* **Instruction**:
Every line in the listing is to be echoed verbatim.
________________________
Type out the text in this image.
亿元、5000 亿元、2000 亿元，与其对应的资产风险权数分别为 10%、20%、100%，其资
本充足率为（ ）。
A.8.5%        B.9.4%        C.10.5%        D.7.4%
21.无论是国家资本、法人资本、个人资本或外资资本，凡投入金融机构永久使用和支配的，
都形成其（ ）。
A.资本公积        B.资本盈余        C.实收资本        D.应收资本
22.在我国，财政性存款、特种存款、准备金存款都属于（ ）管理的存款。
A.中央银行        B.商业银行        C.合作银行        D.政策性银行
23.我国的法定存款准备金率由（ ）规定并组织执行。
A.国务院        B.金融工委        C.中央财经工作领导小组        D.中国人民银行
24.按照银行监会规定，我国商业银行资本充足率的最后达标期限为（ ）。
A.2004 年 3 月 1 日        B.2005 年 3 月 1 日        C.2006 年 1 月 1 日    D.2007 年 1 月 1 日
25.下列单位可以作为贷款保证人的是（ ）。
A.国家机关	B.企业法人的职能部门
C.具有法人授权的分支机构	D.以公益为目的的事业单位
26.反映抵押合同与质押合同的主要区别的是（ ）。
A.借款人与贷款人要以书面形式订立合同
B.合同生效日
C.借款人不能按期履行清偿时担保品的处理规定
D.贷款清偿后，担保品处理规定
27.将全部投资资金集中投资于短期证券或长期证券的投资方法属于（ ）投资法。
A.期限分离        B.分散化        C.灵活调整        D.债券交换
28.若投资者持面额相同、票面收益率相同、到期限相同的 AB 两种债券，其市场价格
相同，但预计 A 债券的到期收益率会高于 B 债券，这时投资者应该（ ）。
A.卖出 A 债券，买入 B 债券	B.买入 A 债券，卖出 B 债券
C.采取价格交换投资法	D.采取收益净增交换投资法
________________________
* **Written response**:
Type out the text in this image.
亿元、5000 亿元、2000 亿元，与其对应的资产风险权数分别为 10%、20%、100%，其资
本充足率为（ ）。
A.8.5%        B.9.4%        C.10.5%        D.7.4%
21.无论是国家资本、法人资本、个人资本或外资资本，凡投入金融机构永久使用和支配的，
都形成其（ ）。
A.资本公积        B.资本盈余        C.实收资本        D.应收资本
22.在我国，财政性存款、特种存款、准备金存款都属于（ ）管理的存款。
A.中央银行        B.商业银行        C.合作银行        D.政策性银行
23.我国的法定存款准备金率由（ ）规定并组织执行。
A.国务院        B.金融工委        C.中央财经工作领导小组        D.中国人民银行
24.按照银行监会规定，我国商业银行资本充足率的最后达标期限为（ ）。
A.2004 年 3 月 1 日        B.2005 年 3 月 1 日        C.2006 年 1 月 1 日    D.2007 年 1 月 1 日
25.下列单位可以作为贷款保证人的是（ ）。
A.国家机关	B.企业法人的职能部门
C.具有法人授权的分支机构	D.以公益为目的的事业单位
26.反映抵押合同与质押合同的主要区别的是（ ）。
A.借款人与贷款人要以书面形式订立合同
B.合同生效日
C.借款人不能按期履行清偿时担保品的处理规定
D.贷款清偿后，担保品处理规定
27.将全部投资资金集中投资于短期证券或长期证券的投资方法属于（ ）投资法。
A.期限分离        B.分散化        C.灵活调整        D.债券交换
28.若投资者持面额相同、票面收益率相同、到期限相同的 AB 两种债券，其市场价格
相同，但预计 A 债券的到期收益率会高于 B 债券，这时投资者应该（ ）。
A.卖出 A 债券，买入 B 债券	B.买入 A 债券，卖出 B 债券
C.采取价格交换投资法	D.采取收益净增交换投资法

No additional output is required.